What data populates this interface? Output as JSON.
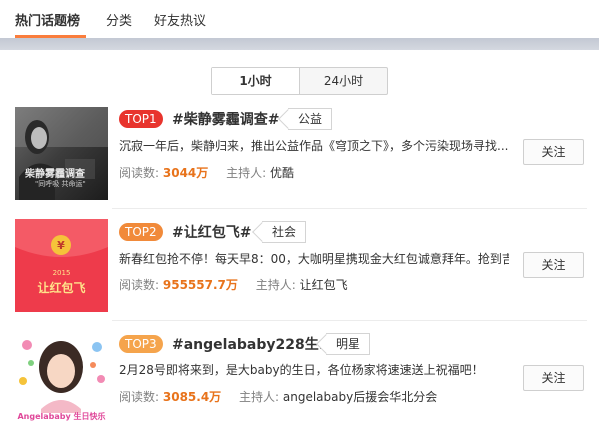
{
  "tabs": [
    "热门话题榜",
    "分类",
    "好友热议"
  ],
  "time_switch": [
    "1小时",
    "24小时"
  ],
  "items": [
    {
      "rank": "TOP1",
      "rank_color": "#e8342d",
      "title": "#柴静雾霾调查#",
      "tag": "公益",
      "desc": "沉寂一年后，柴静归来，推出公益作品《穹顶之下》，多个污染现场寻找...",
      "read_label": "阅读数:",
      "read_count": "3044万",
      "host_label": "主持人:",
      "host": "优酷",
      "follow": "关注",
      "thumb_text": "柴静雾霾调查",
      "thumb_sub": "\"同呼吸 共命运\""
    },
    {
      "rank": "TOP2",
      "rank_color": "#f18a3a",
      "title": "#让红包飞#",
      "tag": "社会",
      "desc": "新春红包抢不停！每天早8：00，大咖明星携现金大红包诚意拜年。抢到吉...",
      "read_label": "阅读数:",
      "read_count": "955557.7万",
      "host_label": "主持人:",
      "host": "让红包飞",
      "follow": "关注",
      "thumb_text": "让红包飞",
      "thumb_sub": "2015"
    },
    {
      "rank": "TOP3",
      "rank_color": "#f5a44c",
      "title": "#angelababy228生...",
      "tag": "明星",
      "desc": "2月28号即将来到，是大baby的生日，各位杨家将速速送上祝福吧！",
      "read_label": "阅读数:",
      "read_count": "3085.4万",
      "host_label": "主持人:",
      "host": "angelababy后援会华北分会",
      "follow": "关注",
      "thumb_text": "Angelababy 生日快乐"
    }
  ]
}
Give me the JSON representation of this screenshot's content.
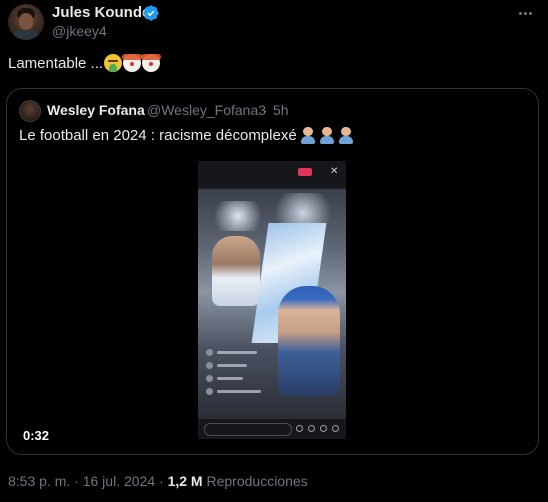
{
  "tweet": {
    "author_name": "Jules Kounde",
    "author_handle": "@jkeey4",
    "text": "Lamentable ...",
    "emojis": [
      "nauseated-face",
      "clown-face",
      "clown-face"
    ],
    "posted_time": "8:53 p. m.",
    "separator": "·",
    "posted_date": "16 jul. 2024",
    "view_count": "1,2 M",
    "view_label": "Reproducciones"
  },
  "quote": {
    "author_name": "Wesley Fofana",
    "author_handle": "@Wesley_Fofana3",
    "separator": "·",
    "time_ago": "5h",
    "text": "Le football en 2024 : racisme décomplexé",
    "emojis": [
      "person-raising-hand",
      "person-raising-hand",
      "person-raising-hand"
    ],
    "video_duration": "0:32"
  },
  "colors": {
    "background": "#000000",
    "text_primary": "#e7e9ea",
    "text_secondary": "#71767b",
    "verified_blue": "#1d9bf0",
    "border": "#2f3336"
  }
}
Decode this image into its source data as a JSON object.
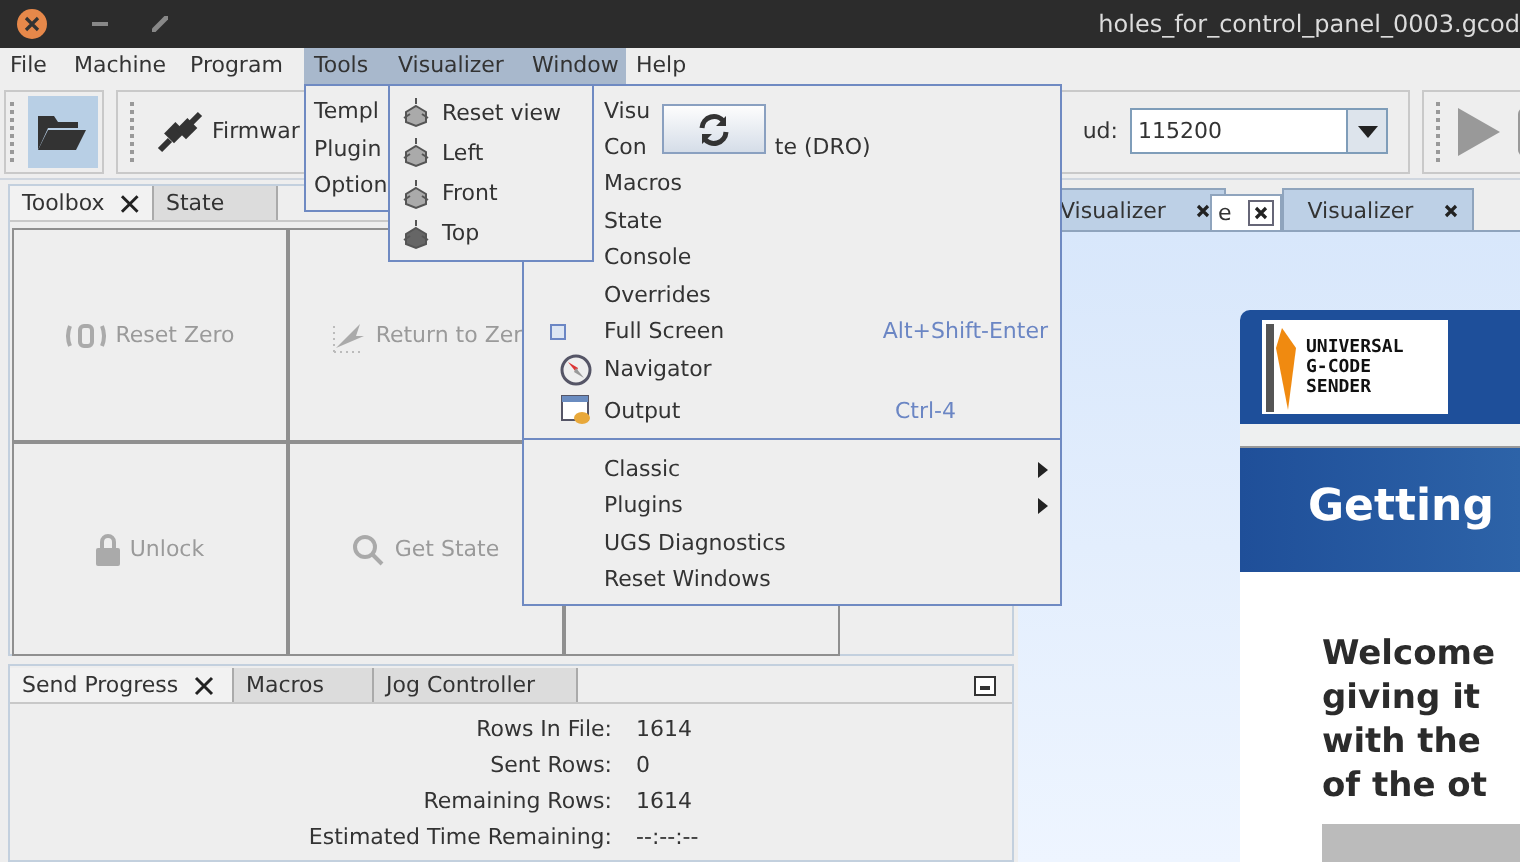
{
  "window": {
    "title": "holes_for_control_panel_0003.gcod"
  },
  "menu_bar": [
    {
      "label": "File",
      "selected": false
    },
    {
      "label": "Machine",
      "selected": false
    },
    {
      "label": "Program",
      "selected": false
    },
    {
      "label": "Tools",
      "selected": true
    },
    {
      "label": "Visualizer",
      "selected": true
    },
    {
      "label": "Window",
      "selected": true
    },
    {
      "label": "Help",
      "selected": false
    }
  ],
  "toolbar": {
    "open_selected": true,
    "firmware_label": "Firmwar",
    "baud_label": "ud:",
    "baud_value": "115200"
  },
  "left_tabs": [
    {
      "label": "Toolbox",
      "selected": true
    },
    {
      "label": "State",
      "selected": false
    }
  ],
  "toolbox": [
    [
      {
        "kind": "reset",
        "label": "Reset Zero"
      },
      {
        "kind": "return",
        "label": "Return to Zer"
      }
    ],
    [
      {
        "kind": "unlock",
        "label": "Unlock"
      },
      {
        "kind": "state",
        "label": "Get State"
      },
      {
        "kind": "empty"
      }
    ]
  ],
  "bottom_tabs": [
    {
      "label": "Send Progress",
      "selected": true
    },
    {
      "label": "Macros",
      "selected": false
    },
    {
      "label": "Jog Controller",
      "selected": false
    }
  ],
  "send_progress": [
    {
      "label": "Rows In File:",
      "value": "1614"
    },
    {
      "label": "Sent Rows:",
      "value": "0"
    },
    {
      "label": "Remaining Rows:",
      "value": "1614"
    },
    {
      "label": "Estimated Time Remaining:",
      "value": "--:--:--"
    }
  ],
  "right_tabs": [
    {
      "label": "Visualizer",
      "selected": true
    },
    {
      "label": "e",
      "selected": false
    },
    {
      "label": "Visualizer",
      "selected": true
    }
  ],
  "welcome": {
    "logo": [
      "UNIVERSAL",
      "G-CODE",
      "SENDER"
    ],
    "heading": "Getting",
    "lines": [
      "Welcome",
      "giving it",
      "with the",
      "of the ot"
    ]
  },
  "tools_menu": [
    {
      "label": "Templ"
    },
    {
      "label": "Plugin"
    },
    {
      "label": "Option"
    }
  ],
  "visualizer_menu": [
    {
      "label": "Reset view"
    },
    {
      "label": "Left"
    },
    {
      "label": "Front"
    },
    {
      "label": "Top"
    }
  ],
  "window_menu": [
    {
      "kind": "item",
      "label": "Visu"
    },
    {
      "kind": "split",
      "label": "Con",
      "tail": "te (DRO)"
    },
    {
      "kind": "item",
      "label": "Macros"
    },
    {
      "kind": "item",
      "label": "State"
    },
    {
      "kind": "item",
      "label": "Console"
    },
    {
      "kind": "item",
      "label": "Overrides"
    },
    {
      "kind": "check",
      "label": "Full Screen",
      "checked": false,
      "shortcut": "Alt+Shift-Enter"
    },
    {
      "kind": "navigator",
      "label": "Navigator"
    },
    {
      "kind": "output",
      "label": "Output",
      "shortcut": "Ctrl-4"
    },
    {
      "kind": "separator"
    },
    {
      "kind": "submenu",
      "label": "Classic"
    },
    {
      "kind": "submenu",
      "label": "Plugins"
    },
    {
      "kind": "item",
      "label": "UGS Diagnostics"
    },
    {
      "kind": "item",
      "label": "Reset Windows"
    }
  ]
}
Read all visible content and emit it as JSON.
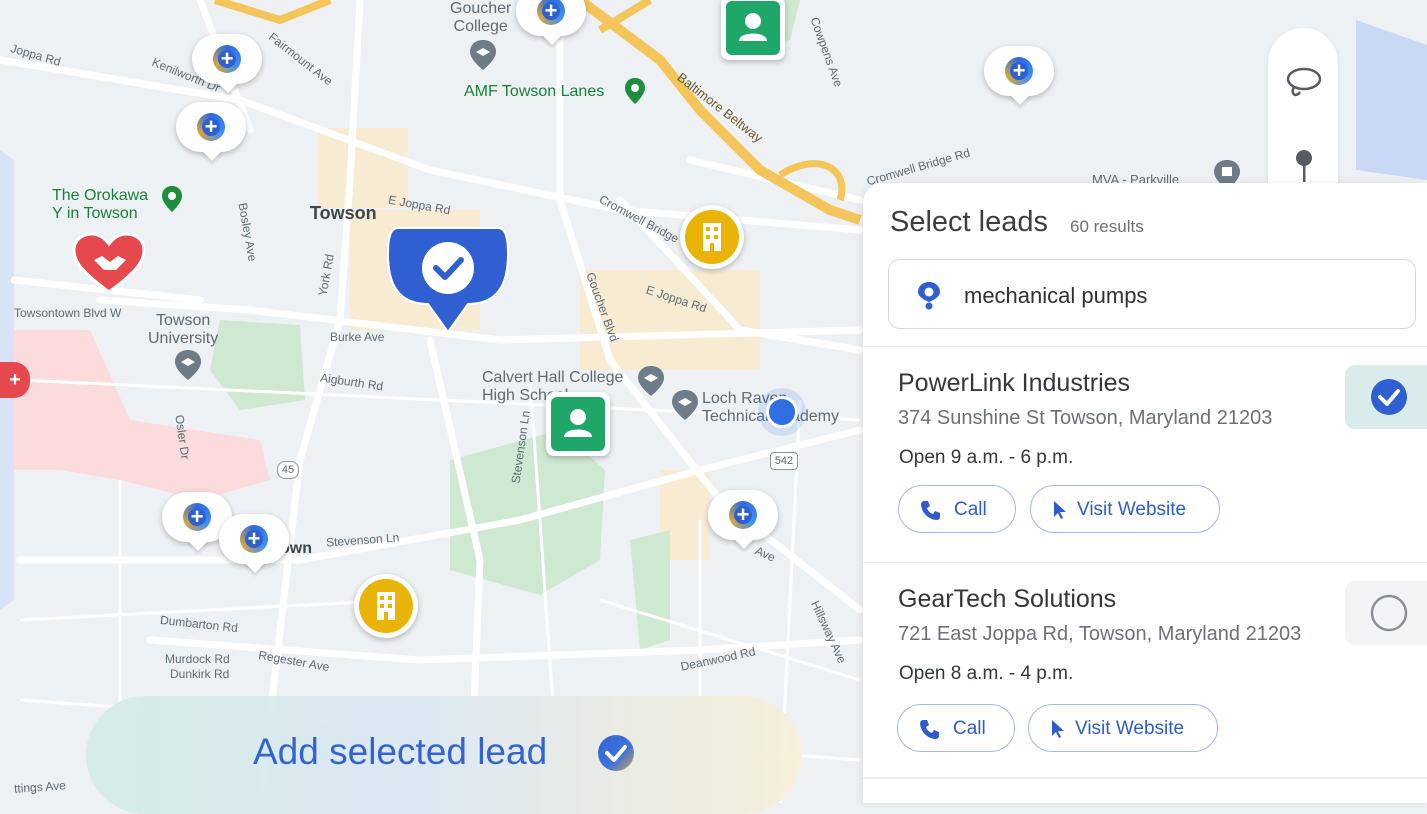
{
  "map": {
    "labels": {
      "goucher_college": "Goucher\nCollege",
      "amf_towson_lanes": "AMF Towson Lanes",
      "baltimore_beltway": "Baltimore Beltway",
      "the_orokawa": "The Orokawa\nY in Towson",
      "towson": "Towson",
      "towson_university": "Towson\nUniversity",
      "calvert_hall": "Calvert Hall College\nHigh School",
      "loch_raven": "Loch Raven\nTechnical Academy",
      "mva_parkville": "MVA - Parkville",
      "e_joppa_rd": "E Joppa Rd",
      "e_joppa_rd_2": "E Joppa Rd",
      "cromwell_bridge_rd": "Cromwell Bridge Rd",
      "cromwell_bridge": "Cromwell Bridge",
      "burke_ave": "Burke Ave",
      "aigburth_rd": "Aigburth Rd",
      "york_rd": "York Rd",
      "bosley_ave": "Bosley Ave",
      "goucher_blvd": "Goucher Blvd",
      "stevenson_ln": "Stevenson Ln",
      "stevenson_ln_2": "Stevenson Ln",
      "dumbarton_rd": "Dumbarton Rd",
      "murdock_rd": "Murdock Rd",
      "dunkirk_rd": "Dunkirk Rd",
      "regester_ave": "Regester Ave",
      "deanwood_rd": "Deanwood Rd",
      "hillsway_ave": "Hillsway Ave",
      "osler_dr": "Osler Dr",
      "kenilworth_dr": "Kenilworth Dr",
      "fairmount_ave": "Fairmount Ave",
      "cowpens_ave": "Cowpens Ave",
      "joppa_rd_left": "Joppa Rd",
      "towsontown_blvd_w": "Towsontown Blvd W",
      "route_45": "45",
      "route_542": "542",
      "town": "own",
      "ave": "Ave",
      "ings_ave": "ttings Ave"
    }
  },
  "panel": {
    "title": "Select leads",
    "count": "60 results",
    "search_value": "mechanical pumps",
    "leads": [
      {
        "name": "PowerLink Industries",
        "address": "374 Sunshine St Towson, Maryland 21203",
        "hours": "Open 9 a.m. - 6 p.m.",
        "call_label": "Call",
        "website_label": "Visit Website",
        "selected": true
      },
      {
        "name": "GearTech Solutions",
        "address": "721 East Joppa Rd, Towson, Maryland 21203",
        "hours": "Open 8 a.m. - 4 p.m.",
        "call_label": "Call",
        "website_label": "Visit Website",
        "selected": false
      }
    ]
  },
  "add_bar": {
    "label": "Add selected lead"
  },
  "colors": {
    "accent_blue": "#2f5fd0",
    "lead_green": "#1fa76a",
    "building_yellow": "#eab308",
    "heart_red": "#e5484d"
  }
}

+++++

§ WORK TO COMPLETE
Search the records above for the string "让红包飞". Copy every line that contains it.

§ RESULT OF THIS EXERCISE
      "title": "#让红包飞#",
      "host": "让红包飞",
      "thumb_text": "让红包飞",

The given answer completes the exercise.